[Data records]
— BEGIN —

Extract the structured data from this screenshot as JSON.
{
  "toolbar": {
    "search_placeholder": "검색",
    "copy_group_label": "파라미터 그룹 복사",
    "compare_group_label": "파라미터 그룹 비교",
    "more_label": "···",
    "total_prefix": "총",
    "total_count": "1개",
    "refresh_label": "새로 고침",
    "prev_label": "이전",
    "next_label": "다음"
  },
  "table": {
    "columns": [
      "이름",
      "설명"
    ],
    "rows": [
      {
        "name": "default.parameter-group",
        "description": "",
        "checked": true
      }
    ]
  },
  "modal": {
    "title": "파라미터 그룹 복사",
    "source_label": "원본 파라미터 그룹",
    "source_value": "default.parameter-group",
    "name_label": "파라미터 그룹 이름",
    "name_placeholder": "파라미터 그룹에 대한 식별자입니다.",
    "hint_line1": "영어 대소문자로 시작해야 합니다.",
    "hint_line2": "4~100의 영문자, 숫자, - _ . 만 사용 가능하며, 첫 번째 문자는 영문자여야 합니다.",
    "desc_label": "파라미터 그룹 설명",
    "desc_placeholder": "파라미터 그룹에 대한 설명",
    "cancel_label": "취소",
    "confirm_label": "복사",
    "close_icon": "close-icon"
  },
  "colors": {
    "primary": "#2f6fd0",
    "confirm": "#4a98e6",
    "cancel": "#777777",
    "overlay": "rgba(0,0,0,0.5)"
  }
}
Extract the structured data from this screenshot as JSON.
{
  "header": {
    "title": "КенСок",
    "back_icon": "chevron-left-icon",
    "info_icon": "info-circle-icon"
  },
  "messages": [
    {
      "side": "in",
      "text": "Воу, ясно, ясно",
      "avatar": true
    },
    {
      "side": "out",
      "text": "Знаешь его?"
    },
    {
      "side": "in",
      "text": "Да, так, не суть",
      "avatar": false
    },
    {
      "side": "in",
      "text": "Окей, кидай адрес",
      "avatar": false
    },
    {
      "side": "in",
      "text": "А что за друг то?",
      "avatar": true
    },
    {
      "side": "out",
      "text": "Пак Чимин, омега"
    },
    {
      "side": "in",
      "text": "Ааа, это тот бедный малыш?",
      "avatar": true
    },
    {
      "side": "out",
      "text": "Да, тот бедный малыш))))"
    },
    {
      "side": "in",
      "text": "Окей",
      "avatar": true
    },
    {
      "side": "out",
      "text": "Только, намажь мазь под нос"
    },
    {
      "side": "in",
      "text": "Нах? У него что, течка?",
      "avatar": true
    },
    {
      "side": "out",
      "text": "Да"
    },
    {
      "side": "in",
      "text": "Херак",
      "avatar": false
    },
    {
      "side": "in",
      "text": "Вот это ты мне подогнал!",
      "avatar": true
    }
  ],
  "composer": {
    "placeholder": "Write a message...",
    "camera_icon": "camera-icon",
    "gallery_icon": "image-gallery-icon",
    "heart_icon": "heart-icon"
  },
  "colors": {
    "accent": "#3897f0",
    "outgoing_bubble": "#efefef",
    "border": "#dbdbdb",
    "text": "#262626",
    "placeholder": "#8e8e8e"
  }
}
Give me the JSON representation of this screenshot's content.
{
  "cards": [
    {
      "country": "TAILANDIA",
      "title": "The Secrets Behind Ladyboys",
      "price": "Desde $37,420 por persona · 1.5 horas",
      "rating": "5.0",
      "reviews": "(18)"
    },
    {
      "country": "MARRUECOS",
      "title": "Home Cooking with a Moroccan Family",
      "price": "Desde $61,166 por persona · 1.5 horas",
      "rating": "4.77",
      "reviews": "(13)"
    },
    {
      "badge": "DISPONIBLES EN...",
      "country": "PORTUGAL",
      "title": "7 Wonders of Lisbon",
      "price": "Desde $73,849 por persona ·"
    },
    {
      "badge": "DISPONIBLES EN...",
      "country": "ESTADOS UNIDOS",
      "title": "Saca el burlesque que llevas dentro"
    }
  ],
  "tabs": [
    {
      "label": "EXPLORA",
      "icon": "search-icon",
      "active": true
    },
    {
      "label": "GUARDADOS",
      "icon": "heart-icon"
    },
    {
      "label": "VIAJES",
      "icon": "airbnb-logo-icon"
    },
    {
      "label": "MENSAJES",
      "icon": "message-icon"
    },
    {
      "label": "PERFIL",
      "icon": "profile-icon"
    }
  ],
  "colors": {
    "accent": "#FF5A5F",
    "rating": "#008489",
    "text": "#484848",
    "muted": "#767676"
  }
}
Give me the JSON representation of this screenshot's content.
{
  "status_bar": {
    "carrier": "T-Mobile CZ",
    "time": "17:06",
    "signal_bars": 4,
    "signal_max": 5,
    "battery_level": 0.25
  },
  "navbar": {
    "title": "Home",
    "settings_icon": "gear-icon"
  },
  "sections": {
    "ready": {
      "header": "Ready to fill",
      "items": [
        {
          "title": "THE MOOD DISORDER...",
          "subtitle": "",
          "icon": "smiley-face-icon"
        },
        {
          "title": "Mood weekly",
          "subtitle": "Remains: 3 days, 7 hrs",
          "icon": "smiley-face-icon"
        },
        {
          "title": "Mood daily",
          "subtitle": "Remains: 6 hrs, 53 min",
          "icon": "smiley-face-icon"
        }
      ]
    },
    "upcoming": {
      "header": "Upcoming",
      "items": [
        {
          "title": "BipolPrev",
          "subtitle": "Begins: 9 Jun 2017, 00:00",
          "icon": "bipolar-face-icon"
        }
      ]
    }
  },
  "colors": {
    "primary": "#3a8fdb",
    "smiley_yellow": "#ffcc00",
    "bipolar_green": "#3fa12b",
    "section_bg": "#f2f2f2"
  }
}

— END —

▸ **Written exercise**
Quote the listing in full, please, keeping every line exact.

▸ **Result of the exercise**
Extract the structured data from this screenshot as JSON.
{
  "toolbar": {
    "search_placeholder": "검색",
    "copy_group_label": "파라미터 그룹 복사",
    "compare_group_label": "파라미터 그룹 비교",
    "more_label": "···",
    "total_prefix": "총",
    "total_count": "1개",
    "refresh_label": "새로 고침",
    "prev_label": "이전",
    "next_label": "다음"
  },
  "table": {
    "columns": [
      "이름",
      "설명"
    ],
    "rows": [
      {
        "name": "default.parameter-group",
        "description": "",
        "checked": true
      }
    ]
  },
  "modal": {
    "title": "파라미터 그룹 복사",
    "source_label": "원본 파라미터 그룹",
    "source_value": "default.parameter-group",
    "name_label": "파라미터 그룹 이름",
    "name_placeholder": "파라미터 그룹에 대한 식별자입니다.",
    "hint_line1": "영어 대소문자로 시작해야 합니다.",
    "hint_line2": "4~100의 영문자, 숫자, - _ . 만 사용 가능하며, 첫 번째 문자는 영문자여야 합니다.",
    "desc_label": "파라미터 그룹 설명",
    "desc_placeholder": "파라미터 그룹에 대한 설명",
    "cancel_label": "취소",
    "confirm_label": "복사",
    "close_icon": "close-icon"
  },
  "colors": {
    "primary": "#2f6fd0",
    "confirm": "#4a98e6",
    "cancel": "#777777",
    "overlay": "rgba(0,0,0,0.5)"
  }
}
Extract the structured data from this screenshot as JSON.
{
  "header": {
    "title": "КенСок",
    "back_icon": "chevron-left-icon",
    "info_icon": "info-circle-icon"
  },
  "messages": [
    {
      "side": "in",
      "text": "Воу, ясно, ясно",
      "avatar": true
    },
    {
      "side": "out",
      "text": "Знаешь его?"
    },
    {
      "side": "in",
      "text": "Да, так, не суть",
      "avatar": false
    },
    {
      "side": "in",
      "text": "Окей, кидай адрес",
      "avatar": false
    },
    {
      "side": "in",
      "text": "А что за друг то?",
      "avatar": true
    },
    {
      "side": "out",
      "text": "Пак Чимин, омега"
    },
    {
      "side": "in",
      "text": "Ааа, это тот бедный малыш?",
      "avatar": true
    },
    {
      "side": "out",
      "text": "Да, тот бедный малыш))))"
    },
    {
      "side": "in",
      "text": "Окей",
      "avatar": true
    },
    {
      "side": "out",
      "text": "Только, намажь мазь под нос"
    },
    {
      "side": "in",
      "text": "Нах? У него что, течка?",
      "avatar": true
    },
    {
      "side": "out",
      "text": "Да"
    },
    {
      "side": "in",
      "text": "Херак",
      "avatar": false
    },
    {
      "side": "in",
      "text": "Вот это ты мне подогнал!",
      "avatar": true
    }
  ],
  "composer": {
    "placeholder": "Write a message...",
    "camera_icon": "camera-icon",
    "gallery_icon": "image-gallery-icon",
    "heart_icon": "heart-icon"
  },
  "colors": {
    "accent": "#3897f0",
    "outgoing_bubble": "#efefef",
    "border": "#dbdbdb",
    "text": "#262626",
    "placeholder": "#8e8e8e"
  }
}
Give me the JSON representation of this screenshot's content.
{
  "cards": [
    {
      "country": "TAILANDIA",
      "title": "The Secrets Behind Ladyboys",
      "price": "Desde $37,420 por persona · 1.5 horas",
      "rating": "5.0",
      "reviews": "(18)"
    },
    {
      "country": "MARRUECOS",
      "title": "Home Cooking with a Moroccan Family",
      "price": "Desde $61,166 por persona · 1.5 horas",
      "rating": "4.77",
      "reviews": "(13)"
    },
    {
      "badge": "DISPONIBLES EN...",
      "country": "PORTUGAL",
      "title": "7 Wonders of Lisbon",
      "price": "Desde $73,849 por persona ·"
    },
    {
      "badge": "DISPONIBLES EN...",
      "country": "ESTADOS UNIDOS",
      "title": "Saca el burlesque que llevas dentro"
    }
  ],
  "tabs": [
    {
      "label": "EXPLORA",
      "icon": "search-icon",
      "active": true
    },
    {
      "label": "GUARDADOS",
      "icon": "heart-icon"
    },
    {
      "label": "VIAJES",
      "icon": "airbnb-logo-icon"
    },
    {
      "label": "MENSAJES",
      "icon": "message-icon"
    },
    {
      "label": "PERFIL",
      "icon": "profile-icon"
    }
  ],
  "colors": {
    "accent": "#FF5A5F",
    "rating": "#008489",
    "text": "#484848",
    "muted": "#767676"
  }
}
Give me the JSON representation of this screenshot's content.
{
  "status_bar": {
    "carrier": "T-Mobile CZ",
    "time": "17:06",
    "signal_bars": 4,
    "signal_max": 5,
    "battery_level": 0.25
  },
  "navbar": {
    "title": "Home",
    "settings_icon": "gear-icon"
  },
  "sections": {
    "ready": {
      "header": "Ready to fill",
      "items": [
        {
          "title": "THE MOOD DISORDER...",
          "subtitle": "",
          "icon": "smiley-face-icon"
        },
        {
          "title": "Mood weekly",
          "subtitle": "Remains: 3 days, 7 hrs",
          "icon": "smiley-face-icon"
        },
        {
          "title": "Mood daily",
          "subtitle": "Remains: 6 hrs, 53 min",
          "icon": "smiley-face-icon"
        }
      ]
    },
    "upcoming": {
      "header": "Upcoming",
      "items": [
        {
          "title": "BipolPrev",
          "subtitle": "Begins: 9 Jun 2017, 00:00",
          "icon": "bipolar-face-icon"
        }
      ]
    }
  },
  "colors": {
    "primary": "#3a8fdb",
    "smiley_yellow": "#ffcc00",
    "bipolar_green": "#3fa12b",
    "section_bg": "#f2f2f2"
  }
}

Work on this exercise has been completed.